*Description of the task:* Transcribe every line of the listing below without any deviation.

*Provided data:*
· · · ·
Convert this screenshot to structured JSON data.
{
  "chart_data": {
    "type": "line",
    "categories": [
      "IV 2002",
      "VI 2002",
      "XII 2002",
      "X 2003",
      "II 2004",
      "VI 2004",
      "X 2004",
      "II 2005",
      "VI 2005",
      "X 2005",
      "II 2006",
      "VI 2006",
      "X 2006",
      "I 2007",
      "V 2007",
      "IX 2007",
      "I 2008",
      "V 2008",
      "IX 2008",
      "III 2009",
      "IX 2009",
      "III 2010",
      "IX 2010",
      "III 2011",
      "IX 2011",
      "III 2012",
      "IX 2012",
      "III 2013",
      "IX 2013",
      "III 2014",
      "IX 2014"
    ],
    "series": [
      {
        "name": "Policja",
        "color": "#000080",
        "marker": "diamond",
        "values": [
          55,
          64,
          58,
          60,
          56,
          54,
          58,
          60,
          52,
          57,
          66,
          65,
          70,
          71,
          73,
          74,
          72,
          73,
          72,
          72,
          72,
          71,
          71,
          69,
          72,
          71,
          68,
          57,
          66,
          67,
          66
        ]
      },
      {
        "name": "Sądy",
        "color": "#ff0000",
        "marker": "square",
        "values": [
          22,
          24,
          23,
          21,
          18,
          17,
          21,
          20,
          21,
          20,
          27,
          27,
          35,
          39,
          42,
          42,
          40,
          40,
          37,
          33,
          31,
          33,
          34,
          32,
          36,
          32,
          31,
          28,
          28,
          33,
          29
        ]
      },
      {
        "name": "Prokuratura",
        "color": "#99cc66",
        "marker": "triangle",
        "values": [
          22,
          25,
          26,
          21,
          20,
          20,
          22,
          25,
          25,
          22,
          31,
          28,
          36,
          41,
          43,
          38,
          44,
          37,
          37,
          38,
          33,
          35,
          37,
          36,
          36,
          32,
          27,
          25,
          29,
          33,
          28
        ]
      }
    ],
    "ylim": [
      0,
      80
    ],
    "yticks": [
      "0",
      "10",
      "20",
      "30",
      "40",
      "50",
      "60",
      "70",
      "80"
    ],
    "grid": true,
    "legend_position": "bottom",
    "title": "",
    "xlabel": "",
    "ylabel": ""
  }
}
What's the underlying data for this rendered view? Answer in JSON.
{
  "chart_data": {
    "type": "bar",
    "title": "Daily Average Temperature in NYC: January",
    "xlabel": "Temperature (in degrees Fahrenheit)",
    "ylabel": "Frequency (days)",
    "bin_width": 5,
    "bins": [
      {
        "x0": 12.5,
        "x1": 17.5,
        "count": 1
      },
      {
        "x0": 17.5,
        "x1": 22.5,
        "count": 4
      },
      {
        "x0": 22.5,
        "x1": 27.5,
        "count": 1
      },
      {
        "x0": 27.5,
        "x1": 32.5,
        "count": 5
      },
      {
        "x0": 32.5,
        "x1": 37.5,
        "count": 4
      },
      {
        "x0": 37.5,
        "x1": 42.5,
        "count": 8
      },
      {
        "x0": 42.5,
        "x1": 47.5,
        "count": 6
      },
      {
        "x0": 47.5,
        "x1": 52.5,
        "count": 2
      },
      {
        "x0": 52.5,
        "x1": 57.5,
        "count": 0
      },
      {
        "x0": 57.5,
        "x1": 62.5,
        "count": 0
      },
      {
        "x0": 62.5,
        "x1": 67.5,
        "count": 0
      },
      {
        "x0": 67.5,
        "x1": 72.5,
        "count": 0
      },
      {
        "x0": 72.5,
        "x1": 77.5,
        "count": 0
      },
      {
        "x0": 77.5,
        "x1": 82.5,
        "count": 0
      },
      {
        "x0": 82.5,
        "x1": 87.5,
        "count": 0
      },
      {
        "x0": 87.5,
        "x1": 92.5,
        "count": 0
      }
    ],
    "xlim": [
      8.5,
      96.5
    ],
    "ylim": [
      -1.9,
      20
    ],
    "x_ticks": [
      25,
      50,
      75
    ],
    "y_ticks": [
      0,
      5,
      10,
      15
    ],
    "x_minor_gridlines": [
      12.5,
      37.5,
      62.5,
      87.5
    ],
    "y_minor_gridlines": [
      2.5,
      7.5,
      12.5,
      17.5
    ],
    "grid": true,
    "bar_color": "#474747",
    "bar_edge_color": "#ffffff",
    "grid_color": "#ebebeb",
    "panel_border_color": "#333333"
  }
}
· · · ·
*Solution to this task:*
Convert this screenshot to structured JSON data.
{
  "chart_data": {
    "type": "line",
    "categories": [
      "IV 2002",
      "VI 2002",
      "XII 2002",
      "X 2003",
      "II 2004",
      "VI 2004",
      "X 2004",
      "II 2005",
      "VI 2005",
      "X 2005",
      "II 2006",
      "VI 2006",
      "X 2006",
      "I 2007",
      "V 2007",
      "IX 2007",
      "I 2008",
      "V 2008",
      "IX 2008",
      "III 2009",
      "IX 2009",
      "III 2010",
      "IX 2010",
      "III 2011",
      "IX 2011",
      "III 2012",
      "IX 2012",
      "III 2013",
      "IX 2013",
      "III 2014",
      "IX 2014"
    ],
    "series": [
      {
        "name": "Policja",
        "color": "#000080",
        "marker": "diamond",
        "values": [
          55,
          64,
          58,
          60,
          56,
          54,
          58,
          60,
          52,
          57,
          66,
          65,
          70,
          71,
          73,
          74,
          72,
          73,
          72,
          72,
          72,
          71,
          71,
          69,
          72,
          71,
          68,
          57,
          66,
          67,
          66
        ]
      },
      {
        "name": "Sądy",
        "color": "#ff0000",
        "marker": "square",
        "values": [
          22,
          24,
          23,
          21,
          18,
          17,
          21,
          20,
          21,
          20,
          27,
          27,
          35,
          39,
          42,
          42,
          40,
          40,
          37,
          33,
          31,
          33,
          34,
          32,
          36,
          32,
          31,
          28,
          28,
          33,
          29
        ]
      },
      {
        "name": "Prokuratura",
        "color": "#99cc66",
        "marker": "triangle",
        "values": [
          22,
          25,
          26,
          21,
          20,
          20,
          22,
          25,
          25,
          22,
          31,
          28,
          36,
          41,
          43,
          38,
          44,
          37,
          37,
          38,
          33,
          35,
          37,
          36,
          36,
          32,
          27,
          25,
          29,
          33,
          28
        ]
      }
    ],
    "ylim": [
      0,
      80
    ],
    "yticks": [
      "0",
      "10",
      "20",
      "30",
      "40",
      "50",
      "60",
      "70",
      "80"
    ],
    "grid": true,
    "legend_position": "bottom",
    "title": "",
    "xlabel": "",
    "ylabel": ""
  }
}
What's the underlying data for this rendered view? Answer in JSON.
{
  "chart_data": {
    "type": "bar",
    "title": "Daily Average Temperature in NYC: January",
    "xlabel": "Temperature (in degrees Fahrenheit)",
    "ylabel": "Frequency (days)",
    "bin_width": 5,
    "bins": [
      {
        "x0": 12.5,
        "x1": 17.5,
        "count": 1
      },
      {
        "x0": 17.5,
        "x1": 22.5,
        "count": 4
      },
      {
        "x0": 22.5,
        "x1": 27.5,
        "count": 1
      },
      {
        "x0": 27.5,
        "x1": 32.5,
        "count": 5
      },
      {
        "x0": 32.5,
        "x1": 37.5,
        "count": 4
      },
      {
        "x0": 37.5,
        "x1": 42.5,
        "count": 8
      },
      {
        "x0": 42.5,
        "x1": 47.5,
        "count": 6
      },
      {
        "x0": 47.5,
        "x1": 52.5,
        "count": 2
      },
      {
        "x0": 52.5,
        "x1": 57.5,
        "count": 0
      },
      {
        "x0": 57.5,
        "x1": 62.5,
        "count": 0
      },
      {
        "x0": 62.5,
        "x1": 67.5,
        "count": 0
      },
      {
        "x0": 67.5,
        "x1": 72.5,
        "count": 0
      },
      {
        "x0": 72.5,
        "x1": 77.5,
        "count": 0
      },
      {
        "x0": 77.5,
        "x1": 82.5,
        "count": 0
      },
      {
        "x0": 82.5,
        "x1": 87.5,
        "count": 0
      },
      {
        "x0": 87.5,
        "x1": 92.5,
        "count": 0
      }
    ],
    "xlim": [
      8.5,
      96.5
    ],
    "ylim": [
      -1.9,
      20
    ],
    "x_ticks": [
      25,
      50,
      75
    ],
    "y_ticks": [
      0,
      5,
      10,
      15
    ],
    "x_minor_gridlines": [
      12.5,
      37.5,
      62.5,
      87.5
    ],
    "y_minor_gridlines": [
      2.5,
      7.5,
      12.5,
      17.5
    ],
    "grid": true,
    "bar_color": "#474747",
    "bar_edge_color": "#ffffff",
    "grid_color": "#ebebeb",
    "panel_border_color": "#333333"
  }
}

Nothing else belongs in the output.